◆ **What you need to do**:
Pick every line from the data that holds the word "життєвому".

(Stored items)
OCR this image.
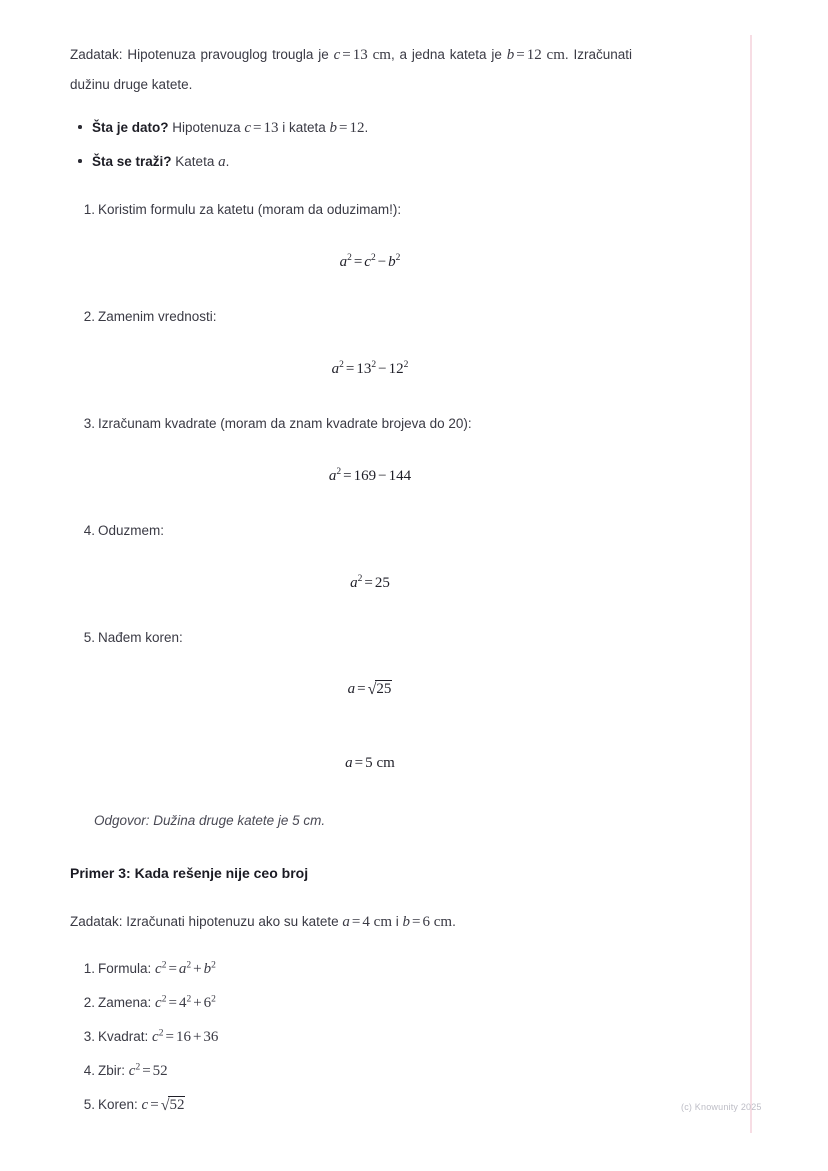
Zadatak: Hipotenuza pravouglog trougla je c = 13 cm, a jedna kateta je b = 12 cm. Izračunati dužinu druge katete.

Šta je dato? Hipotenuza c = 13 i kateta b = 12.
Šta se traži? Kateta a.
1. Koristim formulu za katetu (moram da oduzimam!):
$a^2 = c^2 - b^2$
2. Zamenim vrednosti:
$a^2 = 13^2 - 12^2$
3. Izračunam kvadrate (moram da znam kvadrate brojeva do 20):
$a^2 = 169 - 144$
4. Oduzmem:
$a^2 = 25$
5. Nađem koren:
a = √25
a = 5 cm
Odgovor: Dužina druge katete je 5 cm.
Primer 3: Kada rešenje nije ceo broj

Zadatak: Izračunati hipotenuzu ako su katete a = 4 cm i b = 6 cm.

1. Formula: $c^2 = a^2 + b^2$
2. Zamena: $c^2 = 4^2 + 6^2$
3. Kvadrat: $c^2 = 16 + 36$
4. Zbir: $c^2 = 52$
5. Koren: c = √52	(c) Knowunity 2025
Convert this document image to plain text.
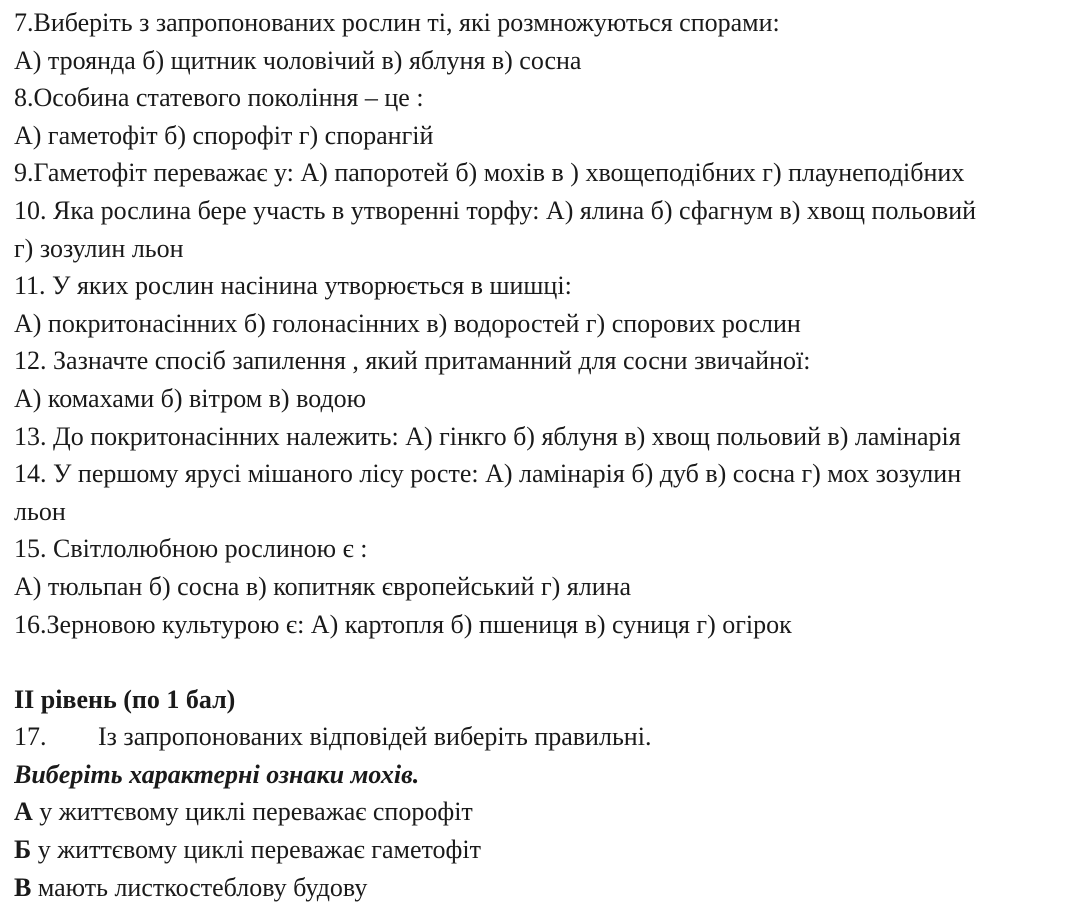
7.Виберіть з запропонованих рослин ті, які розмножуються спорами:
А) троянда б) щитник чоловічий в) яблуня в) сосна
8.Особина статевого покоління – це :
А) гаметофіт б) спорофіт г) спорангій
9.Гаметофіт переважає у: А) папоротей б) мохів в ) хвощеподібних г) плаунеподібних
10. Яка рослина бере участь в утворенні торфу: А) ялина б) сфагнум в) хвощ польовий
г) зозулин льон
11. У яких рослин насінина утворюється в шишці:
А) покритонасінних б) голонасінних в) водоростей г) спорових рослин
12. Зазначте спосіб запилення , який притаманний для сосни звичайної:
А) комахами б) вітром в) водою
13. До покритонасінних належить: А) гінкго б) яблуня в) хвощ польовий в) ламінарія
14. У першому ярусі мішаного лісу росте: А) ламінарія б) дуб в) сосна г) мох зозулин
льон
15. Світлолюбною рослиною є :
А) тюльпан б) сосна в) копитняк європейський г) ялина
16.Зерновою культурою є: А) картопля б) пшениця в) суниця г) огірок
ІІ рівень (по 1 бал)
17. Із запропонованих відповідей виберіть правильні.
Виберіть характерні ознаки мохів.
А у життєвому циклі переважає спорофіт
Б у життєвому циклі переважає гаметофіт
В мають листкостеблову будову
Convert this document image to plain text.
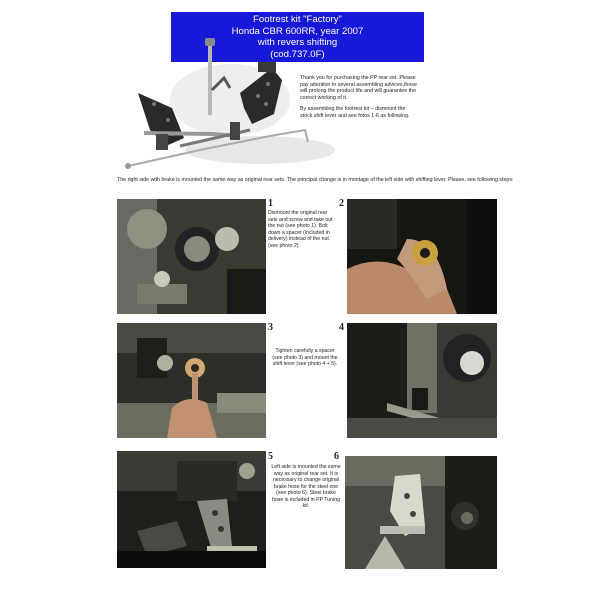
Footrest kit "Factory"
Honda CBR 600RR, year 2007
with revers shifting
(cod.737.0F)

Thank you for purchasing the PP rear set. Please pay attention to several assembling advices,those will prolong the product life and will guarantee the correct working of it.

By assembling the footrest kit – dismount the stock shift lever and see fotos 1-6 as following.

The right side with brake is mounted the same way as original rear sets. The principal change is in montage of the left side with shifting lever. Please, see following steps:
1
Dismount the original rear sets and screw and take out the nut (see photo 1). Bolt down a spacer (included in delivery) instead of the nut. (see photo 2)
2
3
Tighten carefully a spacer (see photo 3) and mount the shift lever (see photo 4 + 5).
4
5
Left side is mounted the same way as original rear set. It is necessary to change original brake hose for the steel one (see photo 6). Steel brake hose is included in PP Tuning kit.
6
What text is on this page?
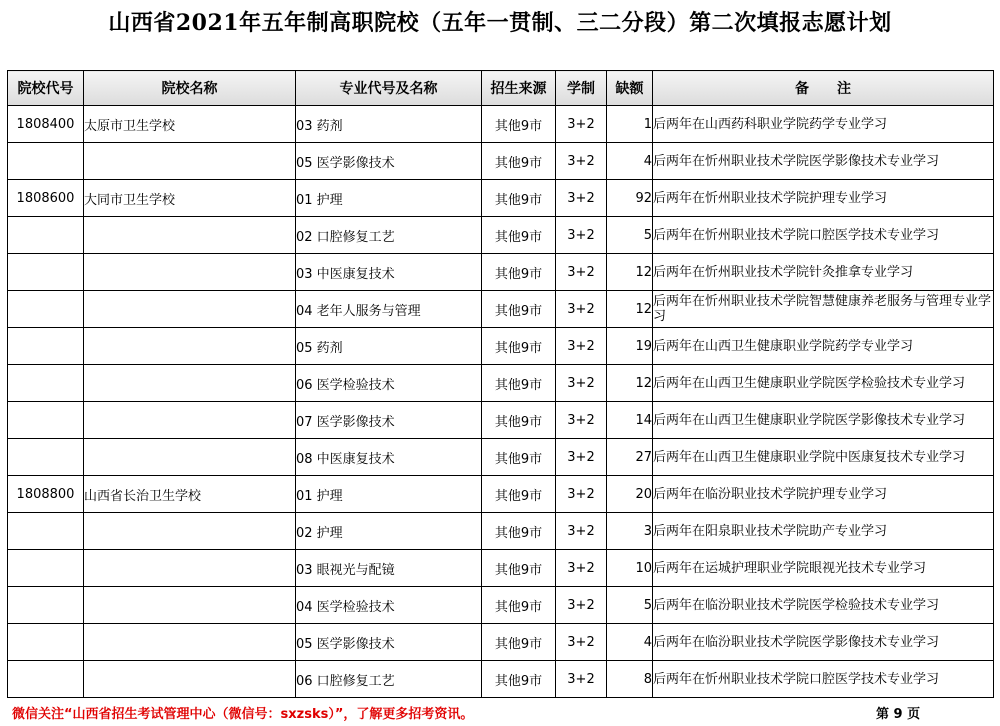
山西省2021年五年制高职院校（五年一贯制、三二分段）第二次填报志愿计划
院校代号	院校名称	专业代号及名称	招生来源	学制	缺额	备　　注
1808400	太原市卫生学校	03 药剂	其他9市	3+2	1	后两年在山西药科职业学院药学专业学习
		05 医学影像技术	其他9市	3+2	4	后两年在忻州职业技术学院医学影像技术专业学习
1808600	大同市卫生学校	01 护理	其他9市	3+2	92	后两年在忻州职业技术学院护理专业学习
		02 口腔修复工艺	其他9市	3+2	5	后两年在忻州职业技术学院口腔医学技术专业学习
		03 中医康复技术	其他9市	3+2	12	后两年在忻州职业技术学院针灸推拿专业学习
		04 老年人服务与管理	其他9市	3+2	12	后两年在忻州职业技术学院智慧健康养老服务与管理专业学习
		05 药剂	其他9市	3+2	19	后两年在山西卫生健康职业学院药学专业学习
		06 医学检验技术	其他9市	3+2	12	后两年在山西卫生健康职业学院医学检验技术专业学习
		07 医学影像技术	其他9市	3+2	14	后两年在山西卫生健康职业学院医学影像技术专业学习
		08 中医康复技术	其他9市	3+2	27	后两年在山西卫生健康职业学院中医康复技术专业学习
1808800	山西省长治卫生学校	01 护理	其他9市	3+2	20	后两年在临汾职业技术学院护理专业学习
		02 护理	其他9市	3+2	3	后两年在阳泉职业技术学院助产专业学习
		03 眼视光与配镜	其他9市	3+2	10	后两年在运城护理职业学院眼视光技术专业学习
		04 医学检验技术	其他9市	3+2	5	后两年在临汾职业技术学院医学检验技术专业学习
		05 医学影像技术	其他9市	3+2	4	后两年在临汾职业技术学院医学影像技术专业学习
		06 口腔修复工艺	其他9市	3+2	8	后两年在忻州职业技术学院口腔医学技术专业学习
微信关注“山西省招生考试管理中心（微信号：sxzsks）”，了解更多招考资讯。	第 9 页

◆ **Task solution**:
А у життєвому циклі переважає спорофіт
Б у життєвому циклі переважає гаметофіт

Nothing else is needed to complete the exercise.